══ SUPPLIED DATA

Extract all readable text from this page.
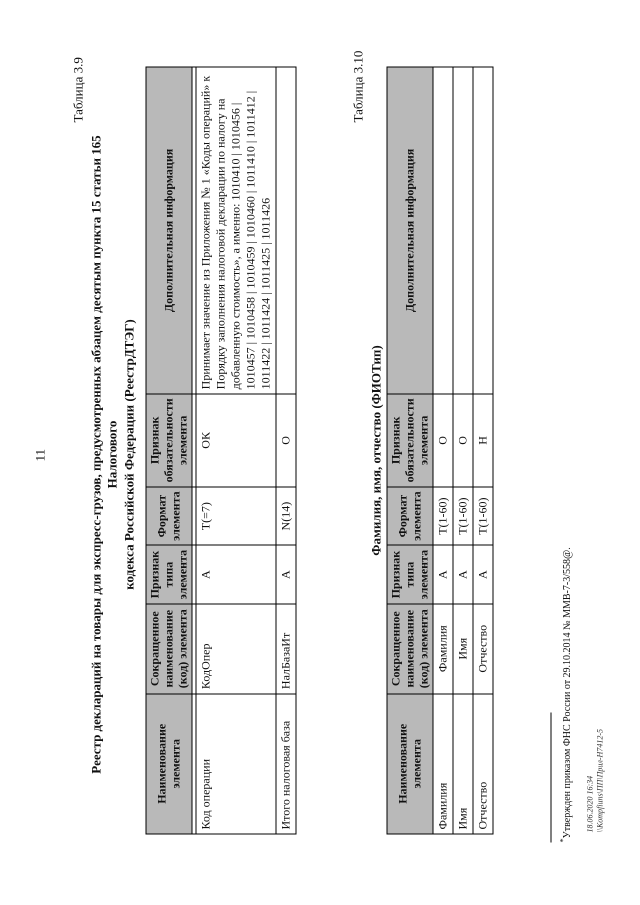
11
Таблица 3.9
Реестр деклараций на товары для экспресс-грузов, предусмотренных абзацем десятым пункта 15 статьи 165 Налогового кодекса Российской Федерации (РеестрДТЭГ)
Наименование элемента	Сокращенное наименование (код) элемента	Признак типа элемента	Формат элемента	Признак обязательности элемента	Дополнительная информация

Код операции	КодОпер	А	T(=7)	ОК	Принимает значение из Приложения № 1 «Коды операций» к Порядку заполнения налоговой декларации по налогу на добавленную стоимость», а именно: 1010410 | 1010456 | 1010457 | 1010458 | 1010459 | 1010460 | 1011410 | 1011412 | 1011422 | 1011424 | 1011425 | 1011426
Итого налоговая база	НалБазаИт	А	N(14)	О	
Таблица 3.10
Фамилия, имя, отчество (ФИОТип)
Наименование элемента	Сокращенное наименование (код) элемента	Признак типа элемента	Формат элемента	Признак обязательности элемента	Дополнительная информация
Фамилия	Фамилия	А	T(1-60)	О	
Имя	Имя	А	T(1-60)	О	
Отчество	Отчество	А	T(1-60)	Н	
*Утвержден приказом ФНС России от 29.10.2014 № ММВ-7-3/558@. 18.06.2020 16:34 \\Kompfiuns\ПП\Прил-Н7412-5
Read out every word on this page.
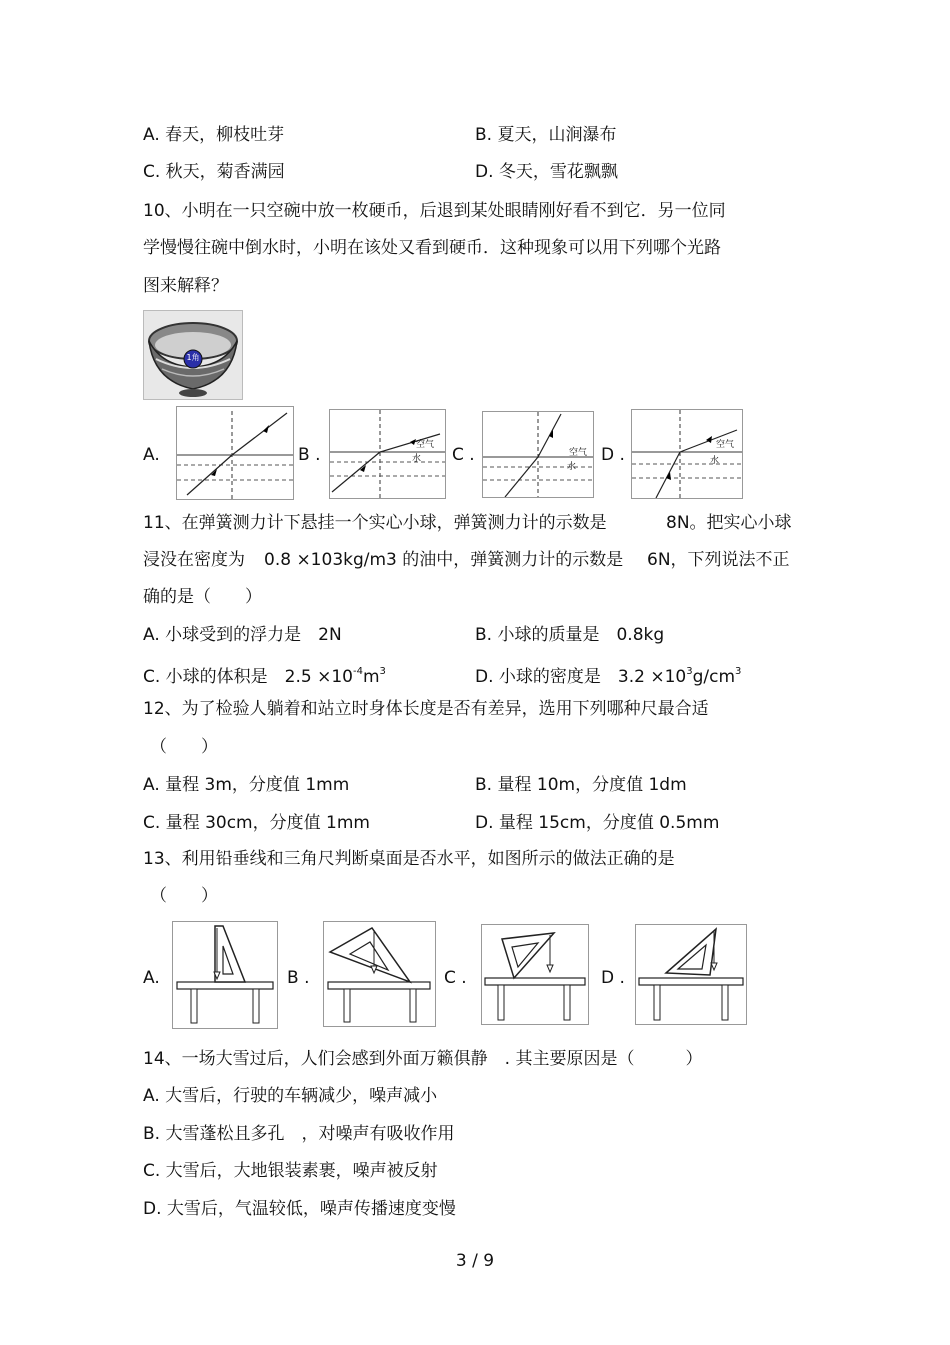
A. 春天，柳枝吐芽	B. 夏天，山涧瀑布
C. 秋天，菊香满园	D. 冬天，雪花飘飘
10、小明在一只空碗中放一枚硬币，后退到某处眼睛刚好看不到它．另一位同
学慢慢往碗中倒水时，小明在该处又看到硬币．这种现象可以用下列哪个光路
图来解释？
1角
A.	B .	空气
水 C .	空气
水
D .	空气
水
11、在弹簧测力计下悬挂一个实心小球，弹簧测力计的示数是	8N。把实心小球
浸没在密度为 0.8 ×103kg/m3 的油中，弹簧测力计的示数是 6N，下列说法不正
确的是（　　）
A. 小球受到的浮力是　2N	B. 小球的质量是　0.8kg
C. 小球的体积是　$2.5 \times 10^{-4}m^3$	D. 小球的密度是　$3.2 \times 10^3g/cm^3$
12、为了检验人躺着和站立时身体长度是否有差异，选用下列哪种尺最合适
（　　）
A. 量程 3m，分度值 1mm	B. 量程 10m，分度值 1dm
C. 量程 30cm，分度值 1mm	D. 量程 15cm，分度值 0.5mm
13、利用铅垂线和三角尺判断桌面是否水平，如图所示的做法正确的是
（　　）
A.	B .	C .	D .
14、一场大雪过后，人们会感到外面万籁俱静　. 其主要原因是（　　　）
A. 大雪后，行驶的车辆减少，噪声减小
B. 大雪蓬松且多孔　，对噪声有吸收作用
C. 大雪后，大地银装素裹，噪声被反射
D. 大雪后，气温较低，噪声传播速度变慢
3 / 9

════

WHAT THE TASK ASKS: Reproduce all entries without any change, and omit the pictures.

THE ANSWER:
Extract all readable text from this page.
11
Таблица 3.9
Реестр деклараций на товары для экспресс-грузов, предусмотренных абзацем десятым пункта 15 статьи 165 Налогового кодекса Российской Федерации (РеестрДТЭГ)
Наименование элемента	Сокращенное наименование (код) элемента	Признак типа элемента	Формат элемента	Признак обязательности элемента	Дополнительная информация

Код операции	КодОпер	А	T(=7)	ОК	Принимает значение из Приложения № 1 «Коды операций» к Порядку заполнения налоговой декларации по налогу на добавленную стоимость», а именно: 1010410 | 1010456 | 1010457 | 1010458 | 1010459 | 1010460 | 1011410 | 1011412 | 1011422 | 1011424 | 1011425 | 1011426
Итого налоговая база	НалБазаИт	А	N(14)	О	
Таблица 3.10
Фамилия, имя, отчество (ФИОТип)
Наименование элемента	Сокращенное наименование (код) элемента	Признак типа элемента	Формат элемента	Признак обязательности элемента	Дополнительная информация
Фамилия	Фамилия	А	T(1-60)	О	
Имя	Имя	А	T(1-60)	О	
Отчество	Отчество	А	T(1-60)	Н	
*Утвержден приказом ФНС России от 29.10.2014 № ММВ-7-3/558@. 18.06.2020 16:34 \\Kompfiuns\ПП\Прил-Н7412-5
Read out every word on this page.
A. 春天，柳枝吐芽	B. 夏天，山涧瀑布
C. 秋天，菊香满园	D. 冬天，雪花飘飘
10、小明在一只空碗中放一枚硬币，后退到某处眼睛刚好看不到它．另一位同
学慢慢往碗中倒水时，小明在该处又看到硬币．这种现象可以用下列哪个光路
图来解释？
1角
A.	B .	空气
水 C .	空气
水
D .	空气
水
11、在弹簧测力计下悬挂一个实心小球，弹簧测力计的示数是	8N。把实心小球
浸没在密度为 0.8 ×103kg/m3 的油中，弹簧测力计的示数是 6N，下列说法不正
确的是（　　）
A. 小球受到的浮力是　2N	B. 小球的质量是　0.8kg
C. 小球的体积是　$2.5 \times 10^{-4}m^3$	D. 小球的密度是　$3.2 \times 10^3g/cm^3$
12、为了检验人躺着和站立时身体长度是否有差异，选用下列哪种尺最合适
（　　）
A. 量程 3m，分度值 1mm	B. 量程 10m，分度值 1dm
C. 量程 30cm，分度值 1mm	D. 量程 15cm，分度值 0.5mm
13、利用铅垂线和三角尺判断桌面是否水平，如图所示的做法正确的是
（　　）
A.	B .	C .	D .
14、一场大雪过后，人们会感到外面万籁俱静　. 其主要原因是（　　　）
A. 大雪后，行驶的车辆减少，噪声减小
B. 大雪蓬松且多孔　，对噪声有吸收作用
C. 大雪后，大地银装素裹，噪声被反射
D. 大雪后，气温较低，噪声传播速度变慢
3 / 9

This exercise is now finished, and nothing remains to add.